_Data provided_.
◇ ◇ ◇ ◇
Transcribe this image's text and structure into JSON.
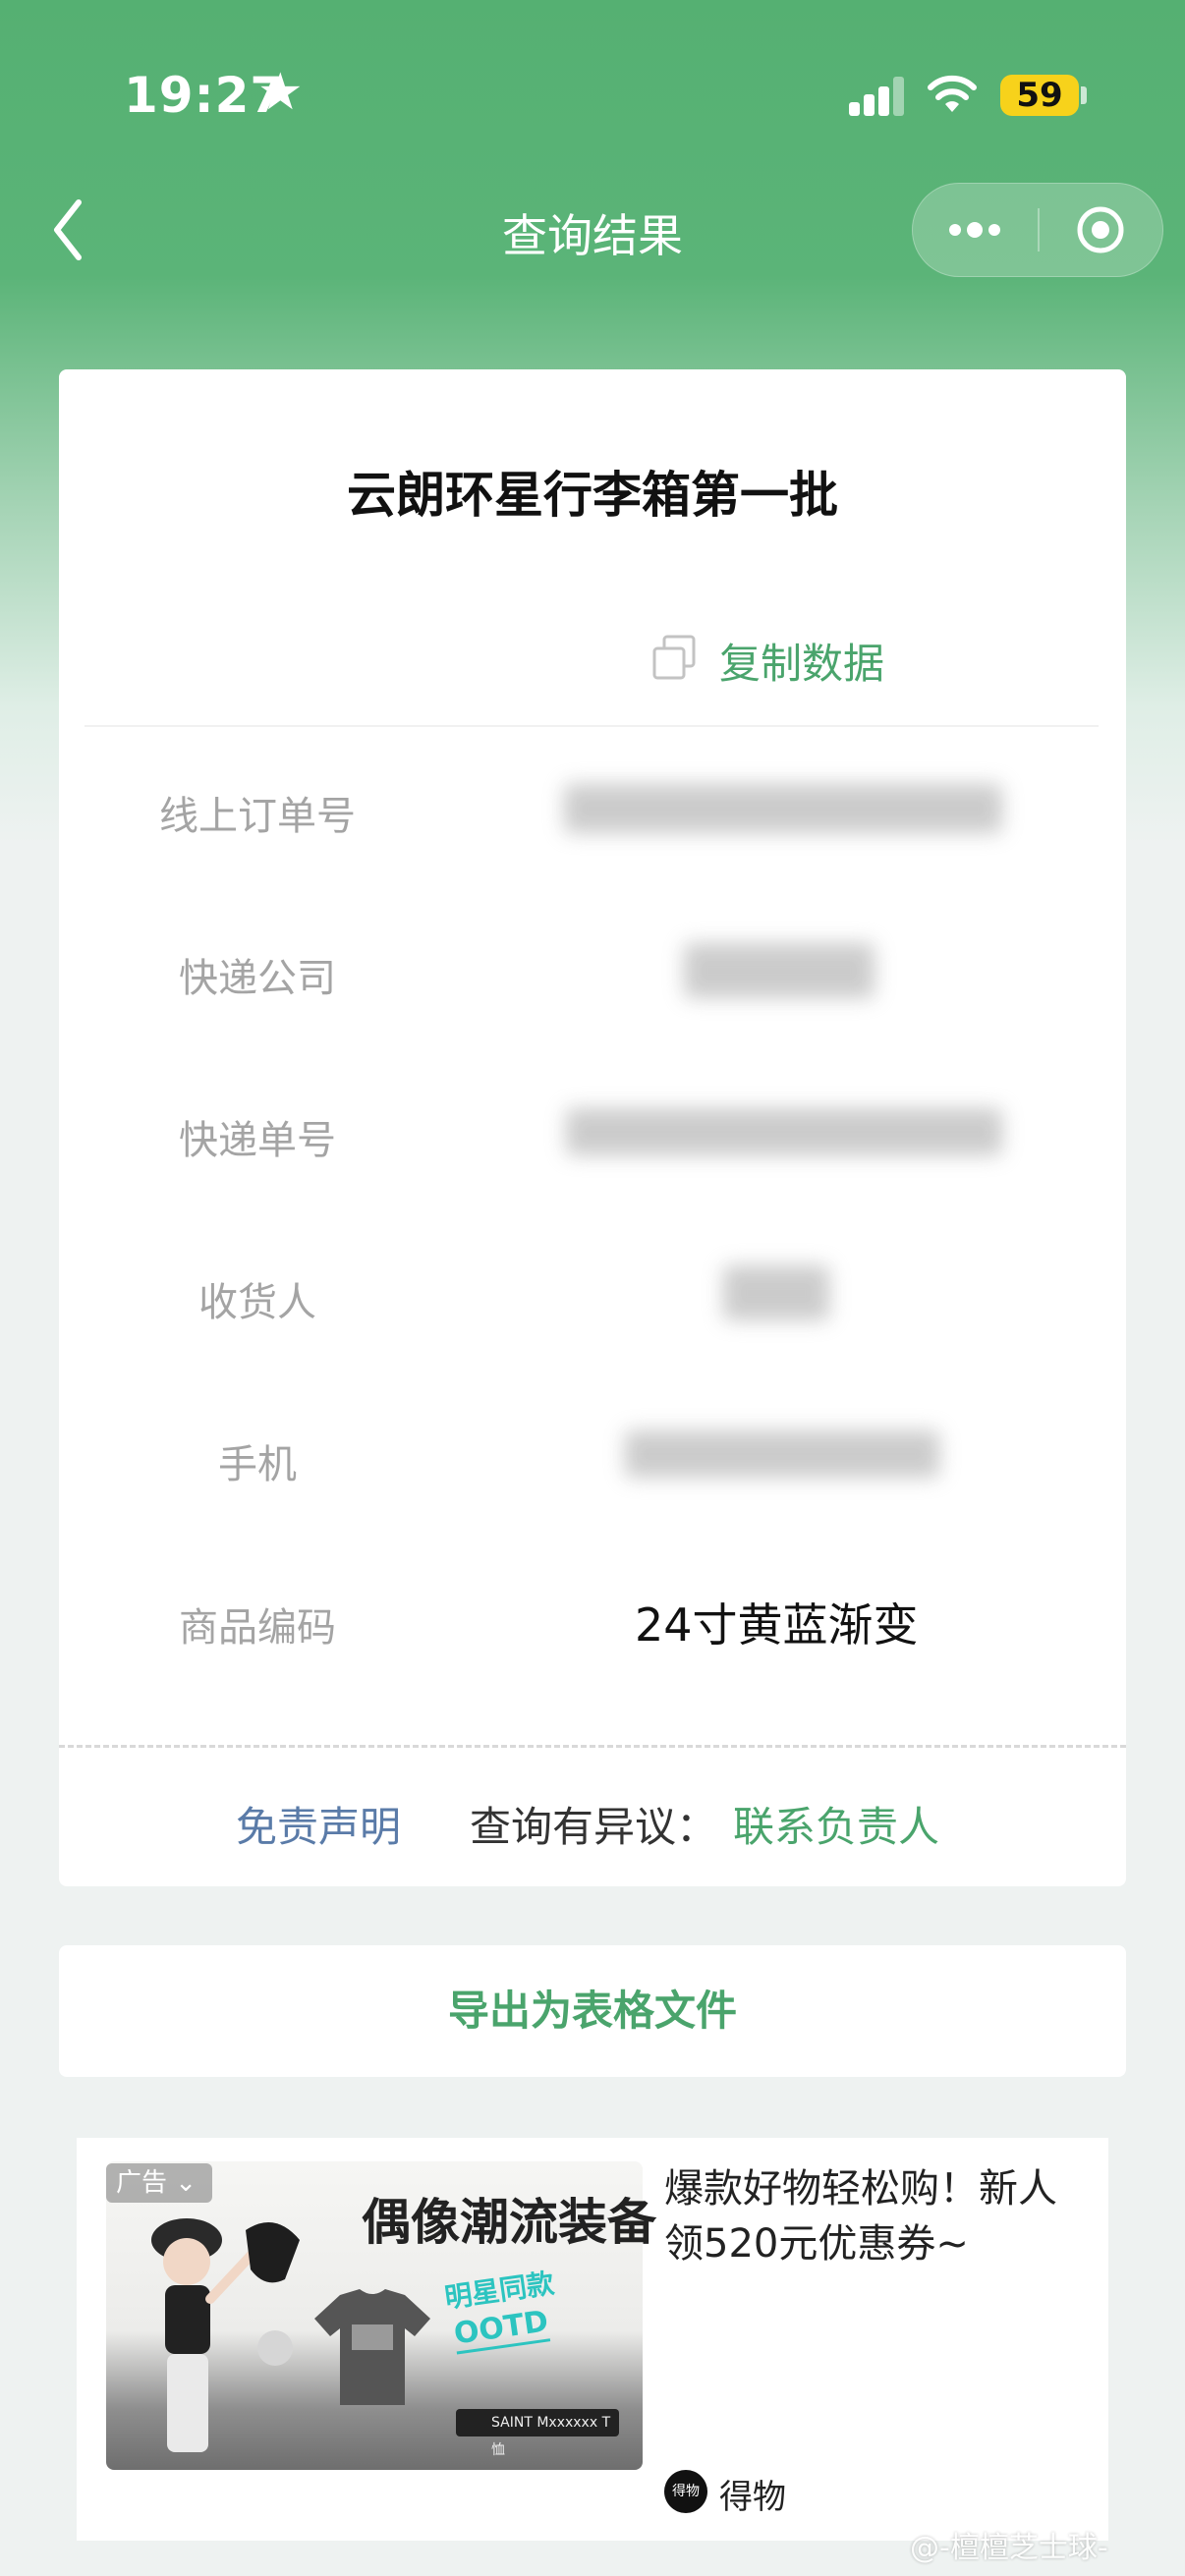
{
  "status_bar": {
    "time": "19:27",
    "battery": "59"
  },
  "nav": {
    "title": "查询结果"
  },
  "card": {
    "title": "云朗环星行李箱第一批",
    "copy_label": "复制数据",
    "rows": [
      {
        "label": "线上订单号"
      },
      {
        "label": "快递公司"
      },
      {
        "label": "快递单号"
      },
      {
        "label": "收货人"
      },
      {
        "label": "手机"
      },
      {
        "label": "商品编码",
        "value": "24寸黄蓝渐变"
      }
    ],
    "footer": {
      "disclaimer": "免责声明",
      "query_label": "查询有异议：",
      "contact": "联系负责人"
    }
  },
  "export_button": "导出为表格文件",
  "ad": {
    "tag": "广告",
    "headline": "偶像潮流装备",
    "stamp_line1": "明星同款",
    "stamp_line2": "OOTD",
    "search_text": "SAINT Mxxxxxx T恤",
    "text": "爆款好物轻松购！新人领520元优惠券~",
    "logo_text": "得物",
    "brand": "得物"
  },
  "watermark": "@-檀檀芝士球-",
  "colors": {
    "accent_green": "#4aa46c",
    "header_green": "#55b072",
    "link_blue": "#5a7ba8"
  }
}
◇ ◇ ◇ ◇
_Given request_.
Transcribe the full listing character for character. Pictures are excluded.

_Task result_.
Transcribe this image's text and structure into JSON.
{
  "status_bar": {
    "time": "19:27",
    "battery": "59"
  },
  "nav": {
    "title": "查询结果"
  },
  "card": {
    "title": "云朗环星行李箱第一批",
    "copy_label": "复制数据",
    "rows": [
      {
        "label": "线上订单号"
      },
      {
        "label": "快递公司"
      },
      {
        "label": "快递单号"
      },
      {
        "label": "收货人"
      },
      {
        "label": "手机"
      },
      {
        "label": "商品编码",
        "value": "24寸黄蓝渐变"
      }
    ],
    "footer": {
      "disclaimer": "免责声明",
      "query_label": "查询有异议：",
      "contact": "联系负责人"
    }
  },
  "export_button": "导出为表格文件",
  "ad": {
    "tag": "广告",
    "headline": "偶像潮流装备",
    "stamp_line1": "明星同款",
    "stamp_line2": "OOTD",
    "search_text": "SAINT Mxxxxxx T恤",
    "text": "爆款好物轻松购！新人领520元优惠券~",
    "logo_text": "得物",
    "brand": "得物"
  },
  "watermark": "@-檀檀芝士球-",
  "colors": {
    "accent_green": "#4aa46c",
    "header_green": "#55b072",
    "link_blue": "#5a7ba8"
  }
}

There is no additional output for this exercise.